▶ **TO BE DONE**:
Below is a listing. Gather each line of it that contains "molestie".

(Stored data)
※

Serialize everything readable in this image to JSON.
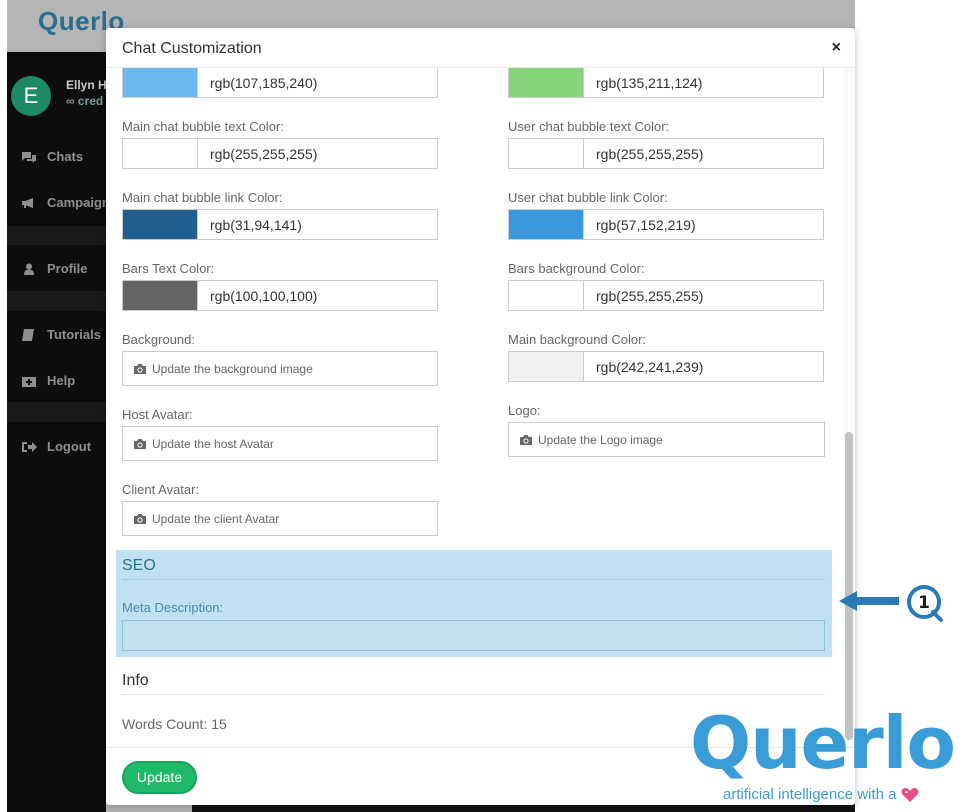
{
  "app": {
    "logo_text": "Querlo",
    "user": {
      "initial": "E",
      "name": "Ellyn H",
      "sub": "∞ cred"
    },
    "nav": [
      {
        "label": "Chats",
        "icon": "chat-icon"
      },
      {
        "label": "Campaign",
        "icon": "bullhorn-icon"
      },
      {
        "label": "Profile",
        "icon": "user-icon"
      },
      {
        "label": "Tutorials",
        "icon": "book-icon"
      },
      {
        "label": "Help",
        "icon": "medkit-icon"
      },
      {
        "label": "Logout",
        "icon": "logout-icon"
      }
    ]
  },
  "modal": {
    "title": "Chat Customization",
    "close_icon": "×"
  },
  "colors_left": [
    {
      "label": "",
      "value": "rgb(107,185,240)",
      "swatch": "#6bb9f0"
    },
    {
      "label": "Main chat bubble text Color:",
      "value": "rgb(255,255,255)",
      "swatch": "#ffffff"
    },
    {
      "label": "Main chat bubble link Color:",
      "value": "rgb(31,94,141)",
      "swatch": "#1f5e8d"
    },
    {
      "label": "Bars Text Color:",
      "value": "rgb(100,100,100)",
      "swatch": "#646464"
    }
  ],
  "colors_right": [
    {
      "label": "",
      "value": "rgb(135,211,124)",
      "swatch": "#87d37c"
    },
    {
      "label": "User chat bubble text Color:",
      "value": "rgb(255,255,255)",
      "swatch": "#ffffff"
    },
    {
      "label": "User chat bubble link Color:",
      "value": "rgb(57,152,219)",
      "swatch": "#3998db"
    },
    {
      "label": "Bars background Color:",
      "value": "rgb(255,255,255)",
      "swatch": "#ffffff"
    },
    {
      "label": "Main background Color:",
      "value": "rgb(242,241,239)",
      "swatch": "#f2f1ef"
    }
  ],
  "uploads": {
    "background": {
      "label": "Background:",
      "button": "Update the background image"
    },
    "host_avatar": {
      "label": "Host Avatar:",
      "button": "Update the host Avatar"
    },
    "client_avatar": {
      "label": "Client Avatar:",
      "button": "Update the client Avatar"
    },
    "logo": {
      "label": "Logo:",
      "button": "Update the Logo image"
    }
  },
  "seo": {
    "title": "SEO",
    "meta_label": "Meta Description:",
    "meta_value": ""
  },
  "info": {
    "title": "Info",
    "words_count": "Words Count: 15"
  },
  "footer": {
    "update_label": "Update"
  },
  "callout": {
    "number": "1"
  },
  "brand": {
    "word": "Querlo",
    "tagline": "artificial intelligence with a",
    "accent": "#3a9cd6"
  }
}
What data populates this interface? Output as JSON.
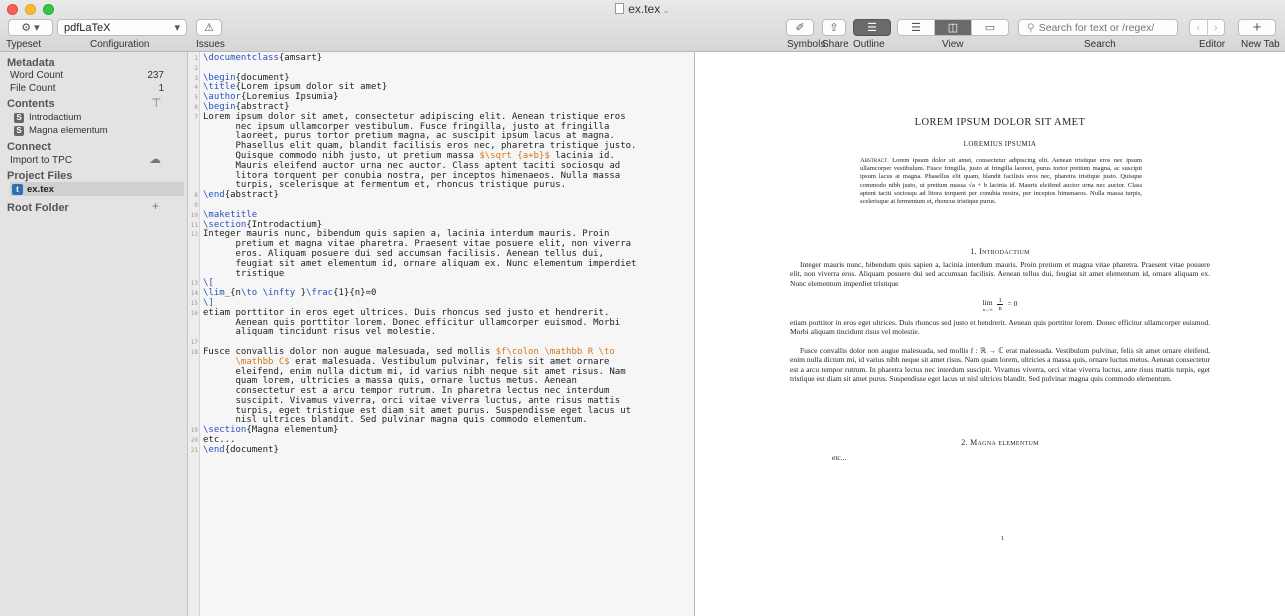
{
  "window": {
    "title": "ex.tex"
  },
  "toolbar": {
    "typeset_engine": "pdfLaTeX",
    "typeset_label": "Typeset",
    "configuration_label": "Configuration",
    "issues_label": "Issues",
    "symbols_label": "Symbols",
    "share_label": "Share",
    "outline_label": "Outline",
    "view_label": "View",
    "search_label": "Search",
    "search_placeholder": "Search for text or /regex/",
    "editor_label": "Editor",
    "newtab_label": "New Tab"
  },
  "sidebar": {
    "metadata_header": "Metadata",
    "metadata": [
      {
        "label": "Word Count",
        "value": "237"
      },
      {
        "label": "File Count",
        "value": "1"
      }
    ],
    "contents_header": "Contents",
    "contents": [
      {
        "label": "Introdactium"
      },
      {
        "label": "Magna elementum"
      }
    ],
    "connect_header": "Connect",
    "connect_item": "Import to TPC",
    "project_files_header": "Project Files",
    "project_file": "ex.tex",
    "root_folder_header": "Root Folder"
  },
  "editor": {
    "lines": [
      {
        "n": "1",
        "html": "<span class=\"kw\">\\documentclass</span>{amsart}"
      },
      {
        "n": "2",
        "html": ""
      },
      {
        "n": "3",
        "html": "<span class=\"kw\">\\begin</span>{document}"
      },
      {
        "n": "4",
        "html": "<span class=\"kw\">\\title</span>{Lorem ipsum dolor sit amet}"
      },
      {
        "n": "5",
        "html": "<span class=\"kw\">\\author</span>{Loremius Ipsumia}"
      },
      {
        "n": "6",
        "html": "<span class=\"kw\">\\begin</span>{abstract}"
      },
      {
        "n": "7",
        "html": "Lorem ipsum dolor sit amet, consectetur adipiscing elit. Aenean tristique eros\n      nec ipsum ullamcorper vestibulum. Fusce fringilla, justo at fringilla\n      laoreet, purus tortor pretium magna, ac suscipit ipsum lacus at magna.\n      Phasellus elit quam, blandit facilisis eros nec, pharetra tristique justo.\n      Quisque commodo nibh justo, ut pretium massa <span class=\"math\">$\\sqrt {a+b}$</span> lacinia id.\n      Mauris eleifend auctor urna nec auctor. Class aptent taciti sociosqu ad\n      litora torquent per conubia nostra, per inceptos himenaeos. Nulla massa\n      turpis, scelerisque at fermentum et, rhoncus tristique purus."
      },
      {
        "n": "8",
        "html": "<span class=\"kw\">\\end</span>{abstract}"
      },
      {
        "n": "9",
        "html": ""
      },
      {
        "n": "10",
        "html": "<span class=\"kw\">\\maketitle</span>"
      },
      {
        "n": "11",
        "html": "<span class=\"kw\">\\section</span>{Introdactium}"
      },
      {
        "n": "12",
        "html": "Integer mauris nunc, bibendum quis sapien a, lacinia interdum mauris. Proin\n      pretium et magna vitae pharetra. Praesent vitae posuere elit, non viverra\n      eros. Aliquam posuere dui sed accumsan facilisis. Aenean tellus dui,\n      feugiat sit amet elementum id, ornare aliquam ex. Nunc elementum imperdiet\n      tristique"
      },
      {
        "n": "13",
        "html": "<span class=\"kw\">\\[</span>"
      },
      {
        "n": "14",
        "html": "<span class=\"kw\">\\lim</span>_{n<span class=\"kw\">\\to</span> <span class=\"kw\">\\infty</span> }<span class=\"kw\">\\frac</span>{1}{n}=0"
      },
      {
        "n": "15",
        "html": "<span class=\"kw\">\\]</span>"
      },
      {
        "n": "16",
        "html": "etiam porttitor in eros eget ultrices. Duis rhoncus sed justo et hendrerit.\n      Aenean quis porttitor lorem. Donec efficitur ullamcorper euismod. Morbi\n      aliquam tincidunt risus vel molestie."
      },
      {
        "n": "17",
        "html": ""
      },
      {
        "n": "18",
        "html": "Fusce convallis dolor non augue malesuada, sed mollis <span class=\"math\">$f\\colon \\mathbb R \\to</span>\n      <span class=\"math\">\\mathbb C$</span> erat malesuada. Vestibulum pulvinar, felis sit amet ornare\n      eleifend, enim nulla dictum mi, id varius nibh neque sit amet risus. Nam\n      quam lorem, ultricies a massa quis, ornare luctus metus. Aenean\n      consectetur est a arcu tempor rutrum. In pharetra lectus nec interdum\n      suscipit. Vivamus viverra, orci vitae viverra luctus, ante risus mattis\n      turpis, eget tristique est diam sit amet purus. Suspendisse eget lacus ut\n      nisl ultrices blandit. Sed pulvinar magna quis commodo elementum."
      },
      {
        "n": "19",
        "html": "<span class=\"kw\">\\section</span>{Magna elementum}"
      },
      {
        "n": "20",
        "html": "etc..."
      },
      {
        "n": "21",
        "html": "<span class=\"kw\">\\end</span>{document}"
      }
    ]
  },
  "preview": {
    "title": "LOREM IPSUM DOLOR SIT AMET",
    "author": "LOREMIUS IPSUMIA",
    "abstract_label": "Abstract.",
    "abstract_text": "Lorem ipsum dolor sit amet, consectetur adipiscing elit. Aenean tristique eros nec ipsum ullamcorper vestibulum. Fusce fringilla, justo at fringilla laoreet, purus tortor pretium magna, ac suscipit ipsum lacus at magna. Phasellus elit quam, blandit facilisis eros nec, pharetra tristique justo. Quisque commodo nibh justo, ut pretium massa √a + b lacinia id. Mauris eleifend auctor urna nec auctor. Class aptent taciti sociosqu ad litora torquent per conubia nostra, per inceptos himenaeos. Nulla massa turpis, scelerisque at fermentum et, rhoncus tristique purus.",
    "section1": "1. Introdactium",
    "para1": "Integer mauris nunc, bibendum quis sapien a, lacinia interdum mauris. Proin pretium et magna vitae pharetra. Praesent vitae posuere elit, non viverra eros. Aliquam posuere dui sed accumsan facilisis. Aenean tellus dui, feugiat sit amet elementum id, ornare aliquam ex. Nunc elementum imperdiet tristique",
    "eq_lim": "lim",
    "eq_sub": "n→∞",
    "eq_num": "1",
    "eq_den": "n",
    "eq_rhs": "= 0",
    "para2": "etiam porttitor in eros eget ultrices. Duis rhoncus sed justo et hendrerit. Aenean quis porttitor lorem. Donec efficitur ullamcorper euismod. Morbi aliquam tincidunt risus vel molestie.",
    "para3": "Fusce convallis dolor non augue malesuada, sed mollis f : ℝ → ℂ erat malesuada. Vestibulum pulvinar, felis sit amet ornare eleifend, enim nulla dictum mi, id varius nibh neque sit amet risus. Nam quam lorem, ultricies a massa quis, ornare luctus metus. Aenean consectetur est a arcu tempor rutrum. In pharetra lectus nec interdum suscipit. Vivamus viverra, orci vitae viverra luctus, ante risus mattis turpis, eget tristique est diam sit amet purus. Suspendisse eget lacus ut nisl ultrices blandit. Sed pulvinar magna quis commodo elementum.",
    "section2": "2. Magna elementum",
    "etc": "etc...",
    "page_number": "1"
  },
  "icons": {
    "gear": "gear-icon",
    "issues": "warning-icon",
    "symbols": "pen-icon",
    "share": "share-icon",
    "outline": "list-icon",
    "search": "magnifier-icon",
    "connect": "cloud-upload-icon",
    "filter": "filter-icon",
    "add": "plus-icon"
  },
  "colors": {
    "keyword": "#2a52be",
    "math": "#d27a1b",
    "tex_file": "#2f6fb5"
  }
}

※

▶ **SOLUTION TO THE PROBLEM**:
        "html": "etiam porttitor in eros eget ultrices. Duis rhoncus sed justo et hendrerit.\n      Aenean quis porttitor lorem. Donec efficitur ullamcorper euismod. Morbi\n      aliquam tincidunt risus vel molestie."
    "para2": "etiam porttitor in eros eget ultrices. Duis rhoncus sed justo et hendrerit. Aenean quis porttitor lorem. Donec efficitur ullamcorper euismod. Morbi aliquam tincidunt risus vel molestie.",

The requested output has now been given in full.